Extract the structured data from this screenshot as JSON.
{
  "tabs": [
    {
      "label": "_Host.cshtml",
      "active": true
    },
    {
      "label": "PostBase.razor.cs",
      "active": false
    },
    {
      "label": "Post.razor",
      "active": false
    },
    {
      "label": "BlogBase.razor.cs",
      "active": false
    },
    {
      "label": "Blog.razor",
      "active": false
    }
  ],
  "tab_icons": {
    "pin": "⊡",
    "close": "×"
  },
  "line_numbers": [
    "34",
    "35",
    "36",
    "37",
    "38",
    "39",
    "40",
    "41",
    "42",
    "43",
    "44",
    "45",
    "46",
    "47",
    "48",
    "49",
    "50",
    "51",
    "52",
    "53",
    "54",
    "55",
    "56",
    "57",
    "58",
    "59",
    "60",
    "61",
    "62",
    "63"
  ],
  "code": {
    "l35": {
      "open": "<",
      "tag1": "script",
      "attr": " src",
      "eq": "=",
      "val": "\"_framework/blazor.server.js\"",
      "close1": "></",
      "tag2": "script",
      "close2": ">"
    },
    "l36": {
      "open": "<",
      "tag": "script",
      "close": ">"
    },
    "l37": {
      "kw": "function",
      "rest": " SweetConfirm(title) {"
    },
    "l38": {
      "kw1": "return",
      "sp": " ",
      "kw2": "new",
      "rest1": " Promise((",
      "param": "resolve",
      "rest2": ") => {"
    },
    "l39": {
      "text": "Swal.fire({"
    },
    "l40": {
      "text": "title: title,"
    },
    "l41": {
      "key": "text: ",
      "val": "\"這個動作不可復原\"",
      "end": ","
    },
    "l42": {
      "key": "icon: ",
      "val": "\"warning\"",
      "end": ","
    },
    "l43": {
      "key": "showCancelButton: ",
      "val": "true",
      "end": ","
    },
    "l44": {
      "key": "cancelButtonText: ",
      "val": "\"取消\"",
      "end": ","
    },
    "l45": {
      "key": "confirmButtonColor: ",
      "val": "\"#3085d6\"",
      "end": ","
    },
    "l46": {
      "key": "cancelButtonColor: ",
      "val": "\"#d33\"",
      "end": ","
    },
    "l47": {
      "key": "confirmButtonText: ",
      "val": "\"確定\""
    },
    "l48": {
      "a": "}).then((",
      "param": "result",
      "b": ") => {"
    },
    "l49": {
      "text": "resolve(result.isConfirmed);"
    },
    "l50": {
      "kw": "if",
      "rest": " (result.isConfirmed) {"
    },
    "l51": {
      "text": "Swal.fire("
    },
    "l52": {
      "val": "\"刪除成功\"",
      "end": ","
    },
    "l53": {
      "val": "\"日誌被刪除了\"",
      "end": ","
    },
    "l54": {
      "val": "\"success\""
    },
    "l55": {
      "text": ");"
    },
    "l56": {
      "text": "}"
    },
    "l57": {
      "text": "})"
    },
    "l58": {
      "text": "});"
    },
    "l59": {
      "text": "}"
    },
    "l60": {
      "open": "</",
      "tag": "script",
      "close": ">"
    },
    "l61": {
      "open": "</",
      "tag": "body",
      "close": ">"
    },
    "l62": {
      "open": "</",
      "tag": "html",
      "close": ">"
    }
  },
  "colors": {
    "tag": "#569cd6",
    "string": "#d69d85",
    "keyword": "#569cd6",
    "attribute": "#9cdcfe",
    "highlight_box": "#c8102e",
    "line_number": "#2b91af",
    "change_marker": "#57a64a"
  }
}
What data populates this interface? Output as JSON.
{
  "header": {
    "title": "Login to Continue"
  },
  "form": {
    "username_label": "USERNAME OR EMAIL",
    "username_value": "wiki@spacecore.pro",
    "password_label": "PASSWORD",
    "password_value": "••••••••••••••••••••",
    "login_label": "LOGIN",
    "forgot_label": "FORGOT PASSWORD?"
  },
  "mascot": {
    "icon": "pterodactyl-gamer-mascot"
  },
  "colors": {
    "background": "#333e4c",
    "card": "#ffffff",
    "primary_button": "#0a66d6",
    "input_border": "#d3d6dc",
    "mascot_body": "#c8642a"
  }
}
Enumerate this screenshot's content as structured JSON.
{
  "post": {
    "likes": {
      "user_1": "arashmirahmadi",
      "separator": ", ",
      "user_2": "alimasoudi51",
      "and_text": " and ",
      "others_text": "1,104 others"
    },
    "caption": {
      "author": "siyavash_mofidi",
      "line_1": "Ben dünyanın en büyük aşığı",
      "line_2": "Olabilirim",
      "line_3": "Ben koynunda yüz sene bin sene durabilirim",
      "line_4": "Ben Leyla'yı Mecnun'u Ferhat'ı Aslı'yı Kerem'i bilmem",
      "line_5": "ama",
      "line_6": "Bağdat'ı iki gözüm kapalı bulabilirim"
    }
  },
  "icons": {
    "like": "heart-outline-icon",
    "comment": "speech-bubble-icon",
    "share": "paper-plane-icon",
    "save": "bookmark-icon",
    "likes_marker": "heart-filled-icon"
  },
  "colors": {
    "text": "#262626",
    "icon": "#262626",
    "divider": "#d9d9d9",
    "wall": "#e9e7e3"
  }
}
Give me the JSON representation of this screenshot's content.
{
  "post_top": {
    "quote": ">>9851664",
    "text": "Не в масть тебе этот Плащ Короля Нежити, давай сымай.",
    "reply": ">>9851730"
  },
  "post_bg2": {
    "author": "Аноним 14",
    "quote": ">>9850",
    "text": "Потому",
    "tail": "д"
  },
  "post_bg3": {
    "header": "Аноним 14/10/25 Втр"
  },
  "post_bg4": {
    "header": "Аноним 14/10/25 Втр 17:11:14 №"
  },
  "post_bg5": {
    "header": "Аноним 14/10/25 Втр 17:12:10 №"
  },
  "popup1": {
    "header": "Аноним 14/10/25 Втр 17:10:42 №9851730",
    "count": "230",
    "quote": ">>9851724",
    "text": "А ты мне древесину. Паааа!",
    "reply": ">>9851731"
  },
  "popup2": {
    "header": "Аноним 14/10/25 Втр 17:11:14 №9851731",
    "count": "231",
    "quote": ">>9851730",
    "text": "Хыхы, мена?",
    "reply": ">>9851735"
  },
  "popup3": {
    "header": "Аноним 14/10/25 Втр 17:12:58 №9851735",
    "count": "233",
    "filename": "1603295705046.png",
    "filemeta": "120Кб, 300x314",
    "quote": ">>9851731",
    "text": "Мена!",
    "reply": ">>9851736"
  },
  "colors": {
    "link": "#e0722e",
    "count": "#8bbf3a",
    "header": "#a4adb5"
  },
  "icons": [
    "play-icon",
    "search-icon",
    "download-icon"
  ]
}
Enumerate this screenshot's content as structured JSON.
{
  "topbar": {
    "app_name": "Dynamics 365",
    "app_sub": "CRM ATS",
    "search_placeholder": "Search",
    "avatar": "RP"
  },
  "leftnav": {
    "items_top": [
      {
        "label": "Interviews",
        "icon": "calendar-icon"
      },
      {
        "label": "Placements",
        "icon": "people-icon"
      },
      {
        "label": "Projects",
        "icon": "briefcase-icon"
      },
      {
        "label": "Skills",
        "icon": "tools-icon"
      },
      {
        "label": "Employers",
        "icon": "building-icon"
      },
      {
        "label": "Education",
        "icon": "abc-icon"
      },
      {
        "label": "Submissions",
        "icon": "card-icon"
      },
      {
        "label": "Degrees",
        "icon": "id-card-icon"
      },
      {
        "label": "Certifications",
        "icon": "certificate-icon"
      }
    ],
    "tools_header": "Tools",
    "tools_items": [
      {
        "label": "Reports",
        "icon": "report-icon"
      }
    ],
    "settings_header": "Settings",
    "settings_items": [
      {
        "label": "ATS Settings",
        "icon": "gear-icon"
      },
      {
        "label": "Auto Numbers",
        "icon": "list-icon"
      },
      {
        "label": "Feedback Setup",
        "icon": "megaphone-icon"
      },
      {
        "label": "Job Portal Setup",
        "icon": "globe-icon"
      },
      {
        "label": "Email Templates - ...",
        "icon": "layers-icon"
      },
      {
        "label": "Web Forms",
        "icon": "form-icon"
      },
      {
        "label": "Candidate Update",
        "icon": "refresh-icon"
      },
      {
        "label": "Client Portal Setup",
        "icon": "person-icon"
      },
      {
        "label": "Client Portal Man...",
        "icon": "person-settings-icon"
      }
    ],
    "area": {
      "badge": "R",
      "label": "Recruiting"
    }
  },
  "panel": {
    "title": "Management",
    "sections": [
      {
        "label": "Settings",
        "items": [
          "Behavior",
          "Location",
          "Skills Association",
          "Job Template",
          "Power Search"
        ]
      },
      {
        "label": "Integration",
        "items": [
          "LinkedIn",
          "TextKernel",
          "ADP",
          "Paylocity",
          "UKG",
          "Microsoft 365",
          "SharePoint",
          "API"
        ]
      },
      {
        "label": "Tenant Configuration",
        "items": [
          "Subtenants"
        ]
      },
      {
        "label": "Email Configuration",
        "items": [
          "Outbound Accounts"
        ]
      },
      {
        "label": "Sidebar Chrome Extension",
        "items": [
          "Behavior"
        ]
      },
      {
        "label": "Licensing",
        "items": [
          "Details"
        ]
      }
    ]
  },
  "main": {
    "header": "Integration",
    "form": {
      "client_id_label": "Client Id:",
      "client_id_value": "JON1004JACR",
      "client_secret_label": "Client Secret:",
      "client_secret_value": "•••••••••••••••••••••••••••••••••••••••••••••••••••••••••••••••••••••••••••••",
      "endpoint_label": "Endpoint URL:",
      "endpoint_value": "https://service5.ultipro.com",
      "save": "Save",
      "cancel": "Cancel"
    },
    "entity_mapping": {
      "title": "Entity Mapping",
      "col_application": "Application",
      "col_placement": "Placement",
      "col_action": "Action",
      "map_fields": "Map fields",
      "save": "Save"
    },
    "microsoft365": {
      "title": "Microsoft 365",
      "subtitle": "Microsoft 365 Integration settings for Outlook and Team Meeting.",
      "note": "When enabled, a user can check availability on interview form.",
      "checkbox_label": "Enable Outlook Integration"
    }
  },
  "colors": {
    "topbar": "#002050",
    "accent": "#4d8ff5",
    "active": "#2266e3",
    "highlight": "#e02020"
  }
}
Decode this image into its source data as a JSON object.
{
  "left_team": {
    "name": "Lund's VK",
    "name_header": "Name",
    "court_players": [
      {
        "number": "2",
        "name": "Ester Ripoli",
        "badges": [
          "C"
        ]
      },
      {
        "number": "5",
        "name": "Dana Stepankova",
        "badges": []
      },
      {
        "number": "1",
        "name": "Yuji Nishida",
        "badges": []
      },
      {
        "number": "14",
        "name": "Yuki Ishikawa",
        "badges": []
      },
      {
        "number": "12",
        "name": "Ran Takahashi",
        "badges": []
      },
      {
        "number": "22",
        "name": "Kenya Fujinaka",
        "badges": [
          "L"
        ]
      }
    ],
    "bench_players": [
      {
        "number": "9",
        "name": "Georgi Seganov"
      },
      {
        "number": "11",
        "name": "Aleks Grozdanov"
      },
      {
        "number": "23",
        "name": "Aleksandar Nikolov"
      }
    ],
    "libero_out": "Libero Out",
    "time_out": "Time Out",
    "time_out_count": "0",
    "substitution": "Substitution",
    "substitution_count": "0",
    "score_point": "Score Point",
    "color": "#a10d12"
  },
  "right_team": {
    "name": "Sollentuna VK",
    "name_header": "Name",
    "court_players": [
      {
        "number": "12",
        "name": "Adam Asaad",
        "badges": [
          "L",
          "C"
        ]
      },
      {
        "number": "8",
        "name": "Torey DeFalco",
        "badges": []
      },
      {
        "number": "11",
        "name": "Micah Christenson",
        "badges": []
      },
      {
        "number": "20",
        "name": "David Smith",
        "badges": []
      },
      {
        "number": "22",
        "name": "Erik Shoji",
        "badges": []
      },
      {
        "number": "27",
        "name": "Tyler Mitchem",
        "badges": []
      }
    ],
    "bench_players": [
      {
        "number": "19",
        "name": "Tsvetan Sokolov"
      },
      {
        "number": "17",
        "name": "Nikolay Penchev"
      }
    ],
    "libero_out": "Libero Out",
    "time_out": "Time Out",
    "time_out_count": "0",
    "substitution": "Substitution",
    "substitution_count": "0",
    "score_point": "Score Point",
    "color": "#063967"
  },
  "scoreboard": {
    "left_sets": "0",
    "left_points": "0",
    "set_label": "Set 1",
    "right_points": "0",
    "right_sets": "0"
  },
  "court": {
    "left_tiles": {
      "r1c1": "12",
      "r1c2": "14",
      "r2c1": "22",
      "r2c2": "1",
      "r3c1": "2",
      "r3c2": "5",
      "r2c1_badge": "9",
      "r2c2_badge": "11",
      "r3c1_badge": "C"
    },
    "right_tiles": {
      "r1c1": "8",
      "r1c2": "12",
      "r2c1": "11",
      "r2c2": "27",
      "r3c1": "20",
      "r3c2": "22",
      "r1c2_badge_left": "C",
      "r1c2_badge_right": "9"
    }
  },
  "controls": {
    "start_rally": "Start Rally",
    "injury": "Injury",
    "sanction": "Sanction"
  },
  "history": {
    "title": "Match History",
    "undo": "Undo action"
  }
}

§

> What is being asked
Find the lines containing "JSON" and pull them out.

> Expected answer
Extract the structured data from this screenshot as JSON.
What data populates this interface? Output as JSON.
Enumerate this screenshot's content as structured JSON.
Give me the JSON representation of this screenshot's content.
Enumerate this screenshot's content as structured JSON.
Decode this image into its source data as a JSON object.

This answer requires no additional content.